# Short task:
Search the material and gather each line with "البصري" in it.

# Supplied material:
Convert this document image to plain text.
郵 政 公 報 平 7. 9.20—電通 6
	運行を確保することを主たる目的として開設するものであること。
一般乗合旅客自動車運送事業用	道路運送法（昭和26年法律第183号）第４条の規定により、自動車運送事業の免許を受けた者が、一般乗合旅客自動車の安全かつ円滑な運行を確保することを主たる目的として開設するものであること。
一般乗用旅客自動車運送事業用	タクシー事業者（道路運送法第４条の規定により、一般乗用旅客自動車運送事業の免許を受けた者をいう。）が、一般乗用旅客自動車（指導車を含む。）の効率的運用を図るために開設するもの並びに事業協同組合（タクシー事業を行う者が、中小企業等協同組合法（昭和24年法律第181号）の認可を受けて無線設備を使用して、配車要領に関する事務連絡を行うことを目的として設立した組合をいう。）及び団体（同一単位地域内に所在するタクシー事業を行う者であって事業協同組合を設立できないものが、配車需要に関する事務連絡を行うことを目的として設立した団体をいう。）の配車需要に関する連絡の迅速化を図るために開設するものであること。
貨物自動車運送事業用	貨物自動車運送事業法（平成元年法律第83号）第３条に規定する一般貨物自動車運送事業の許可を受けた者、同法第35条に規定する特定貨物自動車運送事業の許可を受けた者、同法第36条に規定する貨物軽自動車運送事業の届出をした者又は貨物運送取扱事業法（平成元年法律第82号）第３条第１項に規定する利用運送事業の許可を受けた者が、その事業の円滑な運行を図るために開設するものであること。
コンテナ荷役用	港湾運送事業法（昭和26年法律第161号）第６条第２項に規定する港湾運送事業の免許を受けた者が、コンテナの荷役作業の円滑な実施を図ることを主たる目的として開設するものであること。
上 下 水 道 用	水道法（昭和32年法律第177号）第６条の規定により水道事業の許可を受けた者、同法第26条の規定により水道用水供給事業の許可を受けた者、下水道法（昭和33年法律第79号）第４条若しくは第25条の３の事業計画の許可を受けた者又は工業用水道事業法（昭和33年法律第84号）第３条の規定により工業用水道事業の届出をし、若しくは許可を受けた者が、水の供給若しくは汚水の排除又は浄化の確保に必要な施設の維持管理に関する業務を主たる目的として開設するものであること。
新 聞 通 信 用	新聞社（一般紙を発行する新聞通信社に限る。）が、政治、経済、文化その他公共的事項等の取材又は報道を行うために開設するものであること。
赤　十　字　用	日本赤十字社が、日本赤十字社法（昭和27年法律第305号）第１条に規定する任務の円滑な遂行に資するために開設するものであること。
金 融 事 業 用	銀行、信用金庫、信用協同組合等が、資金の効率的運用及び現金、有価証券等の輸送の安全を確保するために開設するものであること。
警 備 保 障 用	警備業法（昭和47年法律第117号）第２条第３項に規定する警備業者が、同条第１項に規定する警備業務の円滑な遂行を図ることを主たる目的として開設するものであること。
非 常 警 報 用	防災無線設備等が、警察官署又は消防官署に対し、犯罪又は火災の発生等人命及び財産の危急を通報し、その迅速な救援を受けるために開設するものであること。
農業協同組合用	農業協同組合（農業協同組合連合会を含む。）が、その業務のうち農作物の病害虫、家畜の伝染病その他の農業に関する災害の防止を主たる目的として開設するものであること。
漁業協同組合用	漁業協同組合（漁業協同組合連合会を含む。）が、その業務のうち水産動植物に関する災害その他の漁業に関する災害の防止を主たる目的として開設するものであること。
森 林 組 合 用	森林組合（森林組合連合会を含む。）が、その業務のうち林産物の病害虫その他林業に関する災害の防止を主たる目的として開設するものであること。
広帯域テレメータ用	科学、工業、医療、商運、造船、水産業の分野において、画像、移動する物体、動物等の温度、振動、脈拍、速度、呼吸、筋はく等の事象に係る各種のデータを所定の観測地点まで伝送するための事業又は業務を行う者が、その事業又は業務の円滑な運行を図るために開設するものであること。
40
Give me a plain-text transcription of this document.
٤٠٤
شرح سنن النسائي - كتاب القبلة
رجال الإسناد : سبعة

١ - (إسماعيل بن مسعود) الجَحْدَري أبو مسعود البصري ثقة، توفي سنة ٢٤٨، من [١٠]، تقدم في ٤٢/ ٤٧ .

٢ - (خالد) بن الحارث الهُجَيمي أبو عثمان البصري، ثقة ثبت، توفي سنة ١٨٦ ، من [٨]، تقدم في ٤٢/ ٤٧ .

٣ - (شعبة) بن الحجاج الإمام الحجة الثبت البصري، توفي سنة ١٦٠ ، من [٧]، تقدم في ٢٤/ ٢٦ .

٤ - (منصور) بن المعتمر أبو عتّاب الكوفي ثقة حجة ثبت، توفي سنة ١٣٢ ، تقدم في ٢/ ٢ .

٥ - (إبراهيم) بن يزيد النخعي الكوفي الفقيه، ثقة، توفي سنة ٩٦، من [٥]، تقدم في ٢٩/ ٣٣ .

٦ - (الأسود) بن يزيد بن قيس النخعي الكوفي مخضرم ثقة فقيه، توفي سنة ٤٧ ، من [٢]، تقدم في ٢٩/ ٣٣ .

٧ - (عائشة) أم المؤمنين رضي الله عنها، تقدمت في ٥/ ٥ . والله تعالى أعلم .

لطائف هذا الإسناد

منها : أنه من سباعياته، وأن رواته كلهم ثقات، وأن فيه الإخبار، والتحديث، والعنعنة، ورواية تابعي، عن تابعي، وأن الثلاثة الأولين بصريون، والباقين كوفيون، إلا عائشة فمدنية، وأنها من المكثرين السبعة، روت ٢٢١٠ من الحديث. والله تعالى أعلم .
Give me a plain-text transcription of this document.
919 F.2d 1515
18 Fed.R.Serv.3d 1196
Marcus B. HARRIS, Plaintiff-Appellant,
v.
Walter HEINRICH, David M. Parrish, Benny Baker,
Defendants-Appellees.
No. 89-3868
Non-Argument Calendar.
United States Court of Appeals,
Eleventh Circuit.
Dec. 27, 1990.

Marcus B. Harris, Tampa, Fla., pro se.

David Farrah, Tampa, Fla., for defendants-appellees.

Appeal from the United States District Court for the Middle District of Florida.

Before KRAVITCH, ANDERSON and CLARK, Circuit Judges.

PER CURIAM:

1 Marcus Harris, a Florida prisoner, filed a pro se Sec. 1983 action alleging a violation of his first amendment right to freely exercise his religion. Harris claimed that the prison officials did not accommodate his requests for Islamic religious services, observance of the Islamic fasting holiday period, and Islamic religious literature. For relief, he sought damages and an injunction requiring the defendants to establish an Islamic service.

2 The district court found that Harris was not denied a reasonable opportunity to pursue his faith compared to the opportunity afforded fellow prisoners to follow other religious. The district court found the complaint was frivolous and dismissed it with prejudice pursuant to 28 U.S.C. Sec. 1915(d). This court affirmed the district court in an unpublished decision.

# Solution for this exercise:
١ - (إسماعيل بن مسعود) الجَحْدَري أبو مسعود البصري ثقة، توفي سنة ٢٤٨، من [١٠]، تقدم في ٤٢/ ٤٧ .
٢ - (خالد) بن الحارث الهُجَيمي أبو عثمان البصري، ثقة ثبت، توفي سنة ١٨٦ ، من [٨]، تقدم في ٤٢/ ٤٧ .
٣ - (شعبة) بن الحجاج الإمام الحجة الثبت البصري، توفي سنة ١٦٠ ، من [٧]، تقدم في ٢٤/ ٢٦ .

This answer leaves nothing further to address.